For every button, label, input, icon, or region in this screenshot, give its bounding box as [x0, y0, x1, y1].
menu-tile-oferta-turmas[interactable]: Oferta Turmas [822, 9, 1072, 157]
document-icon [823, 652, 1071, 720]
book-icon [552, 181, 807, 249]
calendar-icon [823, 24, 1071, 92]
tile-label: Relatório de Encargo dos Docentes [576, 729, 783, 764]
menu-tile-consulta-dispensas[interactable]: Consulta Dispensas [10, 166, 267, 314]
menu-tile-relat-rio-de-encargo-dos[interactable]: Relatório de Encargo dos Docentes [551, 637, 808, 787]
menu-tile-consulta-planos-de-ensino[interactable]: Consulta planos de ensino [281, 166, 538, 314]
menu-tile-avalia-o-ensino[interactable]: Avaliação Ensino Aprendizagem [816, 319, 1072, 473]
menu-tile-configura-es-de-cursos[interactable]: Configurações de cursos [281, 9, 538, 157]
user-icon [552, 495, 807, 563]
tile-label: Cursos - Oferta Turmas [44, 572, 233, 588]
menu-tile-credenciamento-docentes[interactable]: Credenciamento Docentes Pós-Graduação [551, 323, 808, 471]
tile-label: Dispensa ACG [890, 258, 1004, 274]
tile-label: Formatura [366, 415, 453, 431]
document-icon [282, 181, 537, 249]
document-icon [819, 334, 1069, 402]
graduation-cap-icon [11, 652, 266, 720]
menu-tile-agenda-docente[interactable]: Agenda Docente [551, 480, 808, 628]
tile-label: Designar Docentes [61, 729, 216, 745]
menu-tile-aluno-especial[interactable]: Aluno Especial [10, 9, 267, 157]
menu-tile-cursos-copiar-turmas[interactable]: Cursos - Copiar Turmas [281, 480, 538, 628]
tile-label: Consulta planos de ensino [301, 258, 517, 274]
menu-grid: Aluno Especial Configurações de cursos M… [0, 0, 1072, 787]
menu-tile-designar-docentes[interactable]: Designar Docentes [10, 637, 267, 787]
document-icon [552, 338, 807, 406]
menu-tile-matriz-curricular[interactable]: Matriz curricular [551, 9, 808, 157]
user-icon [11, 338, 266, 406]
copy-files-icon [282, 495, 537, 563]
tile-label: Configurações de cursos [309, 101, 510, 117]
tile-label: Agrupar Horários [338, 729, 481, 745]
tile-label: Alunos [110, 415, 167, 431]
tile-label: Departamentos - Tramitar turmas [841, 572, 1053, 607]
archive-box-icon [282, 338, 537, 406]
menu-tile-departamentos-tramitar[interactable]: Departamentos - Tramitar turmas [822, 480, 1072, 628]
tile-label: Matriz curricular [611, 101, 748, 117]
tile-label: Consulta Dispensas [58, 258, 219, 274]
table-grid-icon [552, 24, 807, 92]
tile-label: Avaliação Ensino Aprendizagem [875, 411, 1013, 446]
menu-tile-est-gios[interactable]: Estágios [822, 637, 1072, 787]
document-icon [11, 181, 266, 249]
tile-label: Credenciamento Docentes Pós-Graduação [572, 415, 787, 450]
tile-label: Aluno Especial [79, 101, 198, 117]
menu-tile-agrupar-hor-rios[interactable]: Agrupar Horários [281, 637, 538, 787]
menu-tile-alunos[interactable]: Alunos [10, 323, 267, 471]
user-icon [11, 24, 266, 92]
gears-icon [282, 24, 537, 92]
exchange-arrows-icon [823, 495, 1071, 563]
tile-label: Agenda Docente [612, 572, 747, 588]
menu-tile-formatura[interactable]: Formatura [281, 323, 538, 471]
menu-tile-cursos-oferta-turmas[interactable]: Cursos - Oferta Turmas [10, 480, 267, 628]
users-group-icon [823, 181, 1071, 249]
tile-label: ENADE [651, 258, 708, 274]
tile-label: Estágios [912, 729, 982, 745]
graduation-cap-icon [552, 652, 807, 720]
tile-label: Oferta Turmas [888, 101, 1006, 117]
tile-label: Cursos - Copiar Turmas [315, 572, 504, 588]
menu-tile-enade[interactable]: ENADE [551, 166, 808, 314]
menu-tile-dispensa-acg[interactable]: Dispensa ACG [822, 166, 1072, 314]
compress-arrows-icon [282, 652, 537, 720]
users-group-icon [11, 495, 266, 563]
+ + + +
## What you are asked to do
Reproduce every line of the material above word for word, with nothing changed, added, or left out.

## Correct answer
For every button, label, input, icon, or region in this screenshot, give its bounding box as [x0, y0, x1, y1].
menu-tile-oferta-turmas[interactable]: Oferta Turmas [822, 9, 1072, 157]
document-icon [823, 652, 1071, 720]
book-icon [552, 181, 807, 249]
calendar-icon [823, 24, 1071, 92]
tile-label: Relatório de Encargo dos Docentes [576, 729, 783, 764]
menu-tile-consulta-dispensas[interactable]: Consulta Dispensas [10, 166, 267, 314]
menu-tile-relat-rio-de-encargo-dos[interactable]: Relatório de Encargo dos Docentes [551, 637, 808, 787]
menu-tile-consulta-planos-de-ensino[interactable]: Consulta planos de ensino [281, 166, 538, 314]
menu-tile-avalia-o-ensino[interactable]: Avaliação Ensino Aprendizagem [816, 319, 1072, 473]
menu-tile-configura-es-de-cursos[interactable]: Configurações de cursos [281, 9, 538, 157]
user-icon [552, 495, 807, 563]
tile-label: Cursos - Oferta Turmas [44, 572, 233, 588]
menu-tile-credenciamento-docentes[interactable]: Credenciamento Docentes Pós-Graduação [551, 323, 808, 471]
tile-label: Dispensa ACG [890, 258, 1004, 274]
tile-label: Formatura [366, 415, 453, 431]
document-icon [282, 181, 537, 249]
document-icon [819, 334, 1069, 402]
graduation-cap-icon [11, 652, 266, 720]
menu-tile-agenda-docente[interactable]: Agenda Docente [551, 480, 808, 628]
tile-label: Designar Docentes [61, 729, 216, 745]
menu-tile-aluno-especial[interactable]: Aluno Especial [10, 9, 267, 157]
menu-tile-cursos-copiar-turmas[interactable]: Cursos - Copiar Turmas [281, 480, 538, 628]
tile-label: Consulta planos de ensino [301, 258, 517, 274]
menu-grid: Aluno Especial Configurações de cursos M… [0, 0, 1072, 787]
menu-tile-designar-docentes[interactable]: Designar Docentes [10, 637, 267, 787]
document-icon [552, 338, 807, 406]
menu-tile-matriz-curricular[interactable]: Matriz curricular [551, 9, 808, 157]
user-icon [11, 338, 266, 406]
copy-files-icon [282, 495, 537, 563]
tile-label: Configurações de cursos [309, 101, 510, 117]
tile-label: Agrupar Horários [338, 729, 481, 745]
tile-label: Alunos [110, 415, 167, 431]
tile-label: Departamentos - Tramitar turmas [841, 572, 1053, 607]
archive-box-icon [282, 338, 537, 406]
menu-tile-departamentos-tramitar[interactable]: Departamentos - Tramitar turmas [822, 480, 1072, 628]
tile-label: Matriz curricular [611, 101, 748, 117]
tile-label: Consulta Dispensas [58, 258, 219, 274]
table-grid-icon [552, 24, 807, 92]
tile-label: Avaliação Ensino Aprendizagem [875, 411, 1013, 446]
menu-tile-est-gios[interactable]: Estágios [822, 637, 1072, 787]
document-icon [11, 181, 266, 249]
tile-label: Credenciamento Docentes Pós-Graduação [572, 415, 787, 450]
tile-label: Aluno Especial [79, 101, 198, 117]
menu-tile-agrupar-hor-rios[interactable]: Agrupar Horários [281, 637, 538, 787]
menu-tile-alunos[interactable]: Alunos [10, 323, 267, 471]
user-icon [11, 24, 266, 92]
gears-icon [282, 24, 537, 92]
exchange-arrows-icon [823, 495, 1071, 563]
tile-label: Agenda Docente [612, 572, 747, 588]
menu-tile-formatura[interactable]: Formatura [281, 323, 538, 471]
menu-tile-cursos-oferta-turmas[interactable]: Cursos - Oferta Turmas [10, 480, 267, 628]
users-group-icon [823, 181, 1071, 249]
tile-label: ENADE [651, 258, 708, 274]
tile-label: Estágios [912, 729, 982, 745]
graduation-cap-icon [552, 652, 807, 720]
tile-label: Oferta Turmas [888, 101, 1006, 117]
tile-label: Cursos - Copiar Turmas [315, 572, 504, 588]
menu-tile-enade[interactable]: ENADE [551, 166, 808, 314]
menu-tile-dispensa-acg[interactable]: Dispensa ACG [822, 166, 1072, 314]
compress-arrows-icon [282, 652, 537, 720]
users-group-icon [11, 495, 266, 563]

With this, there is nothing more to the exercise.